• **The problem**
Restate each line word for word. Leave out every picture.

- - - - - - -

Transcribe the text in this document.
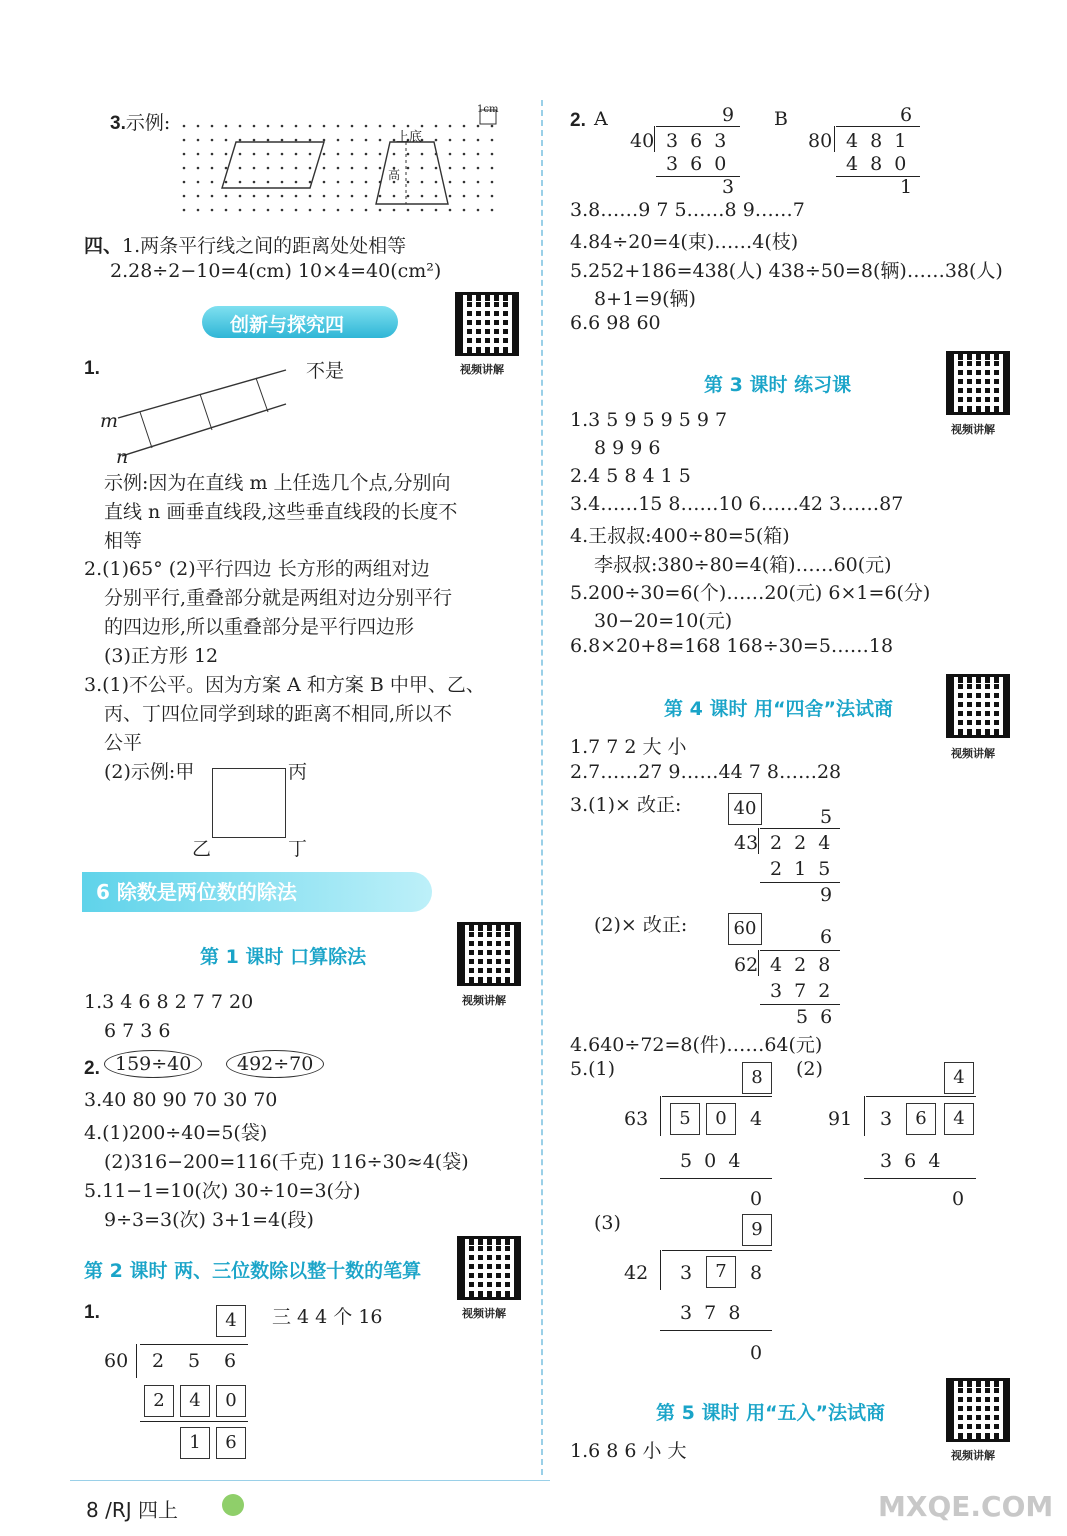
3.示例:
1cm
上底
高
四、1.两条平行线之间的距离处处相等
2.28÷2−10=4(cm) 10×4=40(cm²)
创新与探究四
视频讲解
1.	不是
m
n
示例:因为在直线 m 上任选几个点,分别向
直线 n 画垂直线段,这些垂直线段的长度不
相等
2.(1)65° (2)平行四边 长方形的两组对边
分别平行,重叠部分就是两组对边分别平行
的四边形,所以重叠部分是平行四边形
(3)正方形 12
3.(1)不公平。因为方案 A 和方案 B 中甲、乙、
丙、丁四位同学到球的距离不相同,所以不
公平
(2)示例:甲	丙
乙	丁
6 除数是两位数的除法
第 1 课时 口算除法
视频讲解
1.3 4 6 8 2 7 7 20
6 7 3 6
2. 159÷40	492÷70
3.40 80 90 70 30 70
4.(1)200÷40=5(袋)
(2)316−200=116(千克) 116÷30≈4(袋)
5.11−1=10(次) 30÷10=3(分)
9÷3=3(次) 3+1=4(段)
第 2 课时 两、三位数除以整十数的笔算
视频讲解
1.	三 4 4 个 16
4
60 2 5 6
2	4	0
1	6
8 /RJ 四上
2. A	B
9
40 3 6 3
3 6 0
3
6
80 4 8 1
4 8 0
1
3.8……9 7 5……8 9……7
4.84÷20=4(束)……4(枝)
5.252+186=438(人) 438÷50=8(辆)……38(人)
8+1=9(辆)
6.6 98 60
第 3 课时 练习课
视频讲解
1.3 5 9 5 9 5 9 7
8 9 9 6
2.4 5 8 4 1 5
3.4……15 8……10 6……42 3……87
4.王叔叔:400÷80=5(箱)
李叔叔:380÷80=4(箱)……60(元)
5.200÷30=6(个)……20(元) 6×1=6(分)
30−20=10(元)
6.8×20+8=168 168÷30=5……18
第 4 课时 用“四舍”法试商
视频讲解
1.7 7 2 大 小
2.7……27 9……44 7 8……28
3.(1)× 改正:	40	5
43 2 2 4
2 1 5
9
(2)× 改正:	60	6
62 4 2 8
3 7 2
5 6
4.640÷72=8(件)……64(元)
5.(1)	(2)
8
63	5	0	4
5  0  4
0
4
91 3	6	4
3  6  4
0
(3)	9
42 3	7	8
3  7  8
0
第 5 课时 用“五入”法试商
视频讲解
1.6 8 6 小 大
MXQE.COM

- - - - - - -

• **Task answer**
Transcribe the text in this document.
3.示例:
1cm
上底
高
四、1.两条平行线之间的距离处处相等
2.28÷2−10=4(cm) 10×4=40(cm²)
创新与探究四
视频讲解
1.	不是
m
n
示例:因为在直线 m 上任选几个点,分别向
直线 n 画垂直线段,这些垂直线段的长度不
相等
2.(1)65° (2)平行四边 长方形的两组对边
分别平行,重叠部分就是两组对边分别平行
的四边形,所以重叠部分是平行四边形
(3)正方形 12
3.(1)不公平。因为方案 A 和方案 B 中甲、乙、
丙、丁四位同学到球的距离不相同,所以不
公平
(2)示例:甲	丙
乙	丁
6 除数是两位数的除法
第 1 课时 口算除法
视频讲解
1.3 4 6 8 2 7 7 20
6 7 3 6
2. 159÷40	492÷70
3.40 80 90 70 30 70
4.(1)200÷40=5(袋)
(2)316−200=116(千克) 116÷30≈4(袋)
5.11−1=10(次) 30÷10=3(分)
9÷3=3(次) 3+1=4(段)
第 2 课时 两、三位数除以整十数的笔算
视频讲解
1.	三 4 4 个 16
4
60 2 5 6
2	4	0
1	6
8 /RJ 四上
2. A	B
9
40 3 6 3
3 6 0
3
6
80 4 8 1
4 8 0
1
3.8……9 7 5……8 9……7
4.84÷20=4(束)……4(枝)
5.252+186=438(人) 438÷50=8(辆)……38(人)
8+1=9(辆)
6.6 98 60
第 3 课时 练习课
视频讲解
1.3 5 9 5 9 5 9 7
8 9 9 6
2.4 5 8 4 1 5
3.4……15 8……10 6……42 3……87
4.王叔叔:400÷80=5(箱)
李叔叔:380÷80=4(箱)……60(元)
5.200÷30=6(个)……20(元) 6×1=6(分)
30−20=10(元)
6.8×20+8=168 168÷30=5……18
第 4 课时 用“四舍”法试商
视频讲解
1.7 7 2 大 小
2.7……27 9……44 7 8……28
3.(1)× 改正:	40	5
43 2 2 4
2 1 5
9
(2)× 改正:	60	6
62 4 2 8
3 7 2
5 6
4.640÷72=8(件)……64(元)
5.(1)	(2)
8
63	5	0	4
5  0  4
0
4
91 3	6	4
3  6  4
0
(3)	9
42 3	7	8
3  7  8
0
第 5 课时 用“五入”法试商
视频讲解
1.6 8 6 小 大
MXQE.COM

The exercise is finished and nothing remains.